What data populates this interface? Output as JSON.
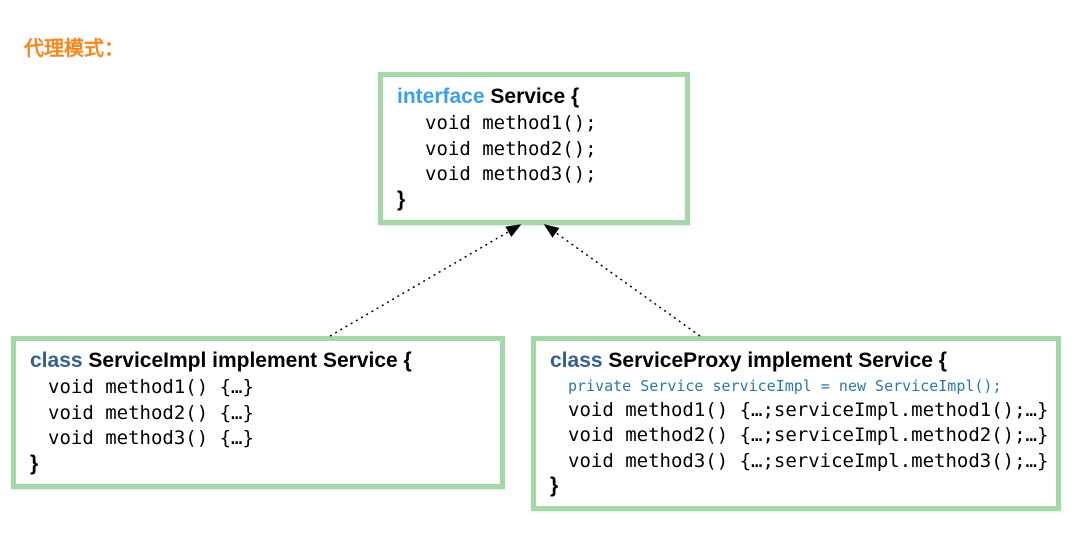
{
  "title": "代理模式：",
  "interfaceBox": {
    "keyword": "interface",
    "name": "Service {",
    "lines": [
      "void method1();",
      "void method2();",
      "void method3();"
    ],
    "close": "}"
  },
  "implBox": {
    "keyword": "class",
    "name": "ServiceImpl implement Service {",
    "lines": [
      "void method1() {…}",
      "void method2() {…}",
      "void method3() {…}"
    ],
    "close": "}"
  },
  "proxyBox": {
    "keyword": "class",
    "name": "ServiceProxy implement Service {",
    "privateLine": "private Service serviceImpl = new ServiceImpl();",
    "lines": [
      "void method1() {…;serviceImpl.method1();…}",
      "void method2() {…;serviceImpl.method2();…}",
      "void method3() {…;serviceImpl.method3();…}"
    ],
    "close": "}"
  }
}
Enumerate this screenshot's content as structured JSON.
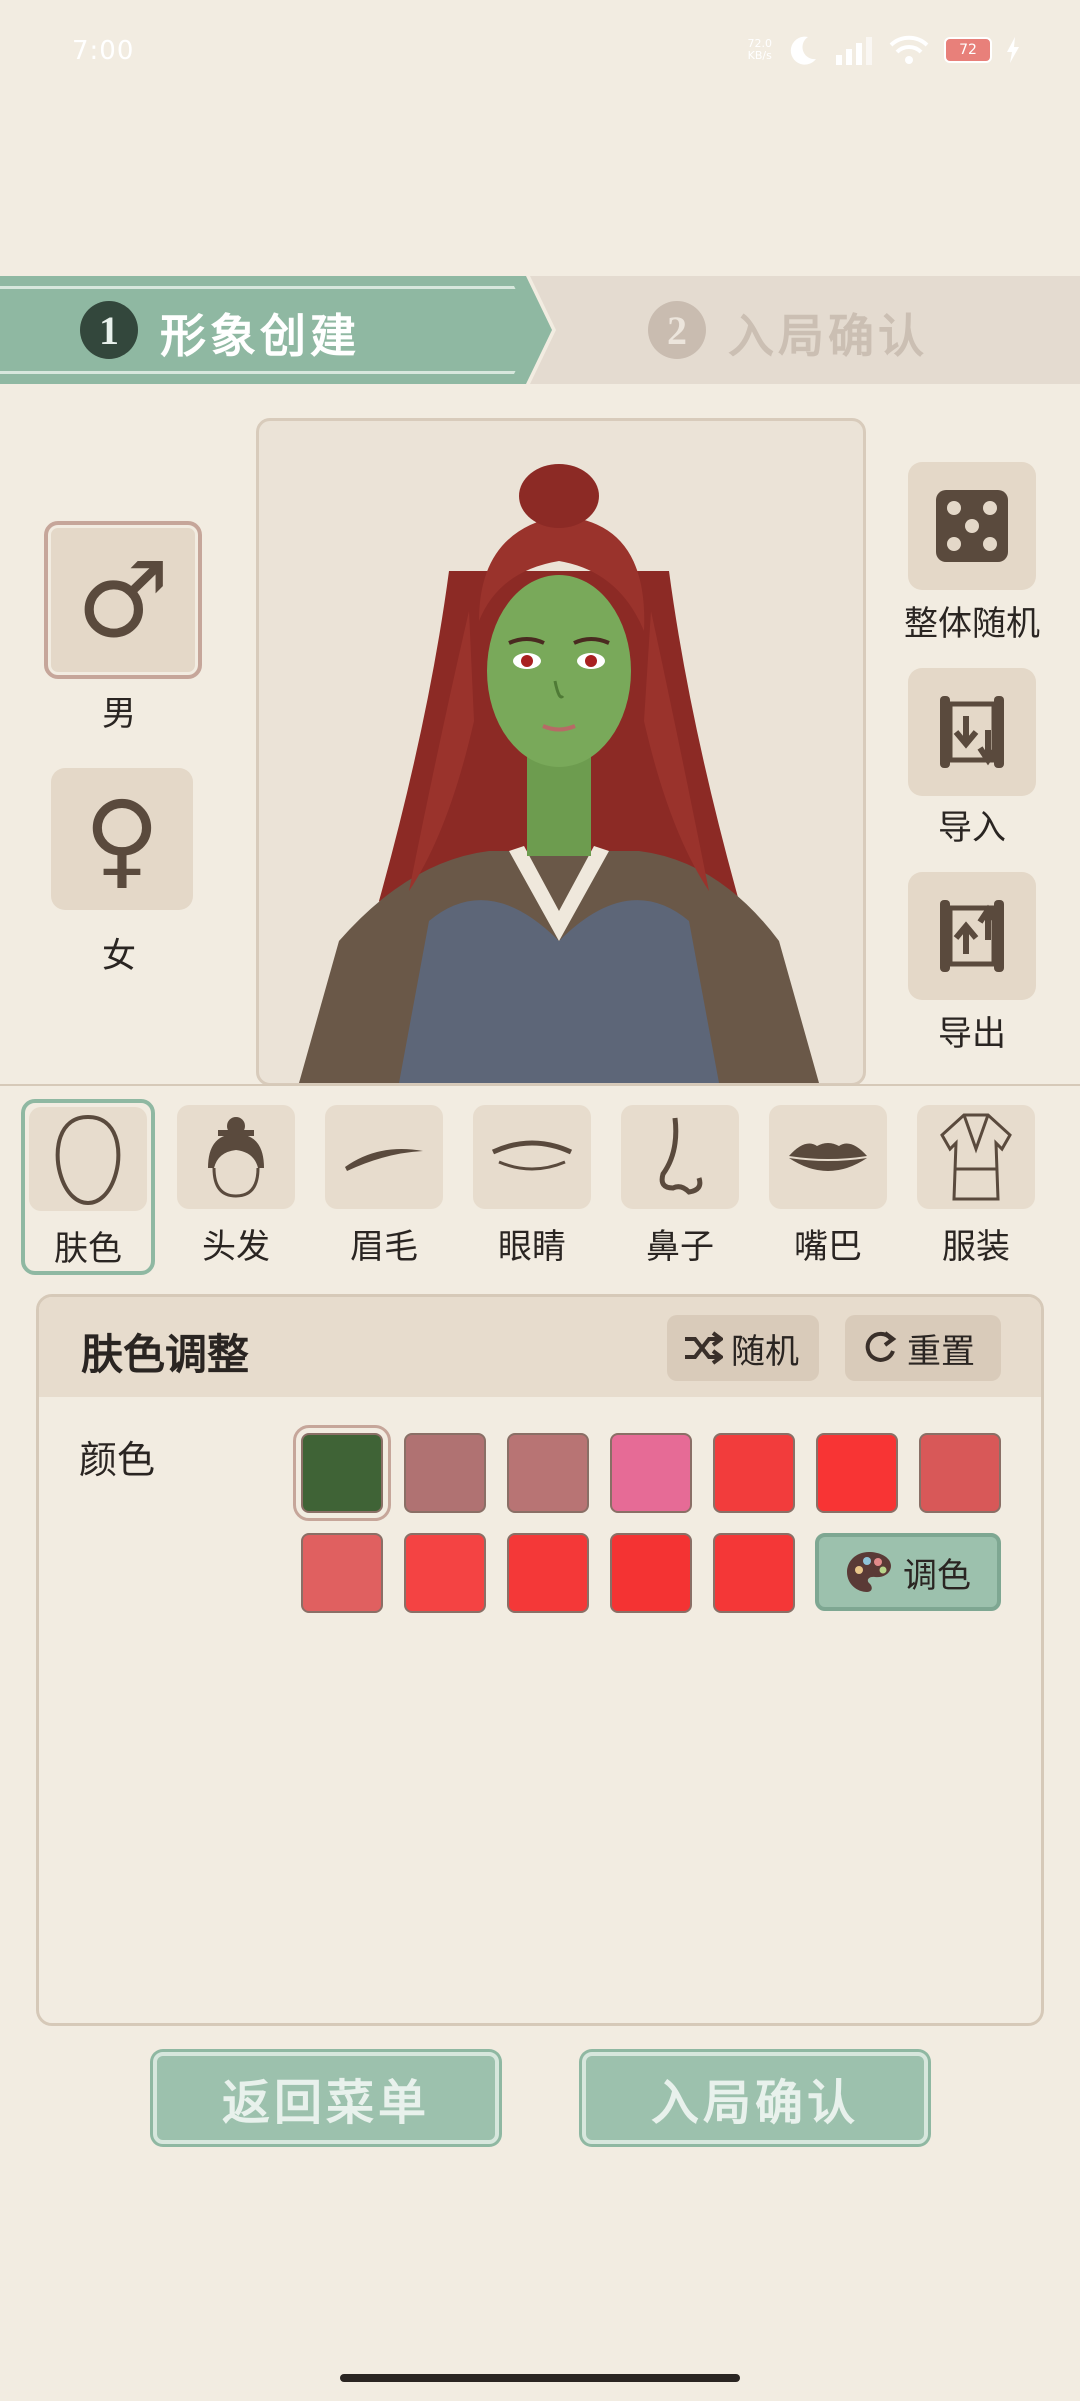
{
  "status_bar": {
    "time": "7:00",
    "net_speed_top": "72.0",
    "net_speed_bottom": "KB/s",
    "signal_label": "5G",
    "battery": "72"
  },
  "steps": [
    {
      "number": "1",
      "label": "形象创建",
      "active": true
    },
    {
      "number": "2",
      "label": "入局确认",
      "active": false
    }
  ],
  "gender": {
    "male": {
      "symbol": "♂",
      "label": "男",
      "selected": true
    },
    "female": {
      "symbol": "♀",
      "label": "女",
      "selected": false
    }
  },
  "tools": {
    "random_all": "整体随机",
    "import": "导入",
    "export": "导出"
  },
  "features": [
    {
      "id": "skin",
      "label": "肤色",
      "active": true
    },
    {
      "id": "hair",
      "label": "头发",
      "active": false
    },
    {
      "id": "brow",
      "label": "眉毛",
      "active": false
    },
    {
      "id": "eyes",
      "label": "眼睛",
      "active": false
    },
    {
      "id": "nose",
      "label": "鼻子",
      "active": false
    },
    {
      "id": "mouth",
      "label": "嘴巴",
      "active": false
    },
    {
      "id": "clothes",
      "label": "服装",
      "active": false
    }
  ],
  "panel": {
    "title": "肤色调整",
    "random_label": "随机",
    "reset_label": "重置",
    "color_label": "颜色",
    "tune_label": "调色",
    "swatches_row1": [
      "#3f6336",
      "#b07272",
      "#b87474",
      "#e66b96",
      "#f23c3c",
      "#f83434",
      "#d85858"
    ],
    "swatches_row2": [
      "#e06060",
      "#f44343",
      "#f43838",
      "#f43333",
      "#f43737"
    ],
    "selected_swatch": 0
  },
  "bottom": {
    "back_label": "返回菜单",
    "confirm_label": "入局确认"
  },
  "colors": {
    "accent_green": "#8fb8a2",
    "background": "#f2ece1",
    "tile": "#e4d8c8"
  }
}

=== WHAT IS REQUIRED ===
Reproduce the material word for word, minus the images.

=== EXERCISE OUTPUT ===
What data populates this interface? Output as JSON.
{
  "title": "代理模式：",
  "interfaceBox": {
    "keyword": "interface",
    "name": "Service {",
    "lines": [
      "void method1();",
      "void method2();",
      "void method3();"
    ],
    "close": "}"
  },
  "implBox": {
    "keyword": "class",
    "name": "ServiceImpl implement Service {",
    "lines": [
      "void method1() {…}",
      "void method2() {…}",
      "void method3() {…}"
    ],
    "close": "}"
  },
  "proxyBox": {
    "keyword": "class",
    "name": "ServiceProxy implement Service {",
    "privateLine": "private Service serviceImpl = new ServiceImpl();",
    "lines": [
      "void method1() {…;serviceImpl.method1();…}",
      "void method2() {…;serviceImpl.method2();…}",
      "void method3() {…;serviceImpl.method3();…}"
    ],
    "close": "}"
  }
}
Enumerate this screenshot's content as structured JSON.
{
  "status_bar": {
    "time": "7:00",
    "net_speed_top": "72.0",
    "net_speed_bottom": "KB/s",
    "signal_label": "5G",
    "battery": "72"
  },
  "steps": [
    {
      "number": "1",
      "label": "形象创建",
      "active": true
    },
    {
      "number": "2",
      "label": "入局确认",
      "active": false
    }
  ],
  "gender": {
    "male": {
      "symbol": "♂",
      "label": "男",
      "selected": true
    },
    "female": {
      "symbol": "♀",
      "label": "女",
      "selected": false
    }
  },
  "tools": {
    "random_all": "整体随机",
    "import": "导入",
    "export": "导出"
  },
  "features": [
    {
      "id": "skin",
      "label": "肤色",
      "active": true
    },
    {
      "id": "hair",
      "label": "头发",
      "active": false
    },
    {
      "id": "brow",
      "label": "眉毛",
      "active": false
    },
    {
      "id": "eyes",
      "label": "眼睛",
      "active": false
    },
    {
      "id": "nose",
      "label": "鼻子",
      "active": false
    },
    {
      "id": "mouth",
      "label": "嘴巴",
      "active": false
    },
    {
      "id": "clothes",
      "label": "服装",
      "active": false
    }
  ],
  "panel": {
    "title": "肤色调整",
    "random_label": "随机",
    "reset_label": "重置",
    "color_label": "颜色",
    "tune_label": "调色",
    "swatches_row1": [
      "#3f6336",
      "#b07272",
      "#b87474",
      "#e66b96",
      "#f23c3c",
      "#f83434",
      "#d85858"
    ],
    "swatches_row2": [
      "#e06060",
      "#f44343",
      "#f43838",
      "#f43333",
      "#f43737"
    ],
    "selected_swatch": 0
  },
  "bottom": {
    "back_label": "返回菜单",
    "confirm_label": "入局确认"
  },
  "colors": {
    "accent_green": "#8fb8a2",
    "background": "#f2ece1",
    "tile": "#e4d8c8"
  }
}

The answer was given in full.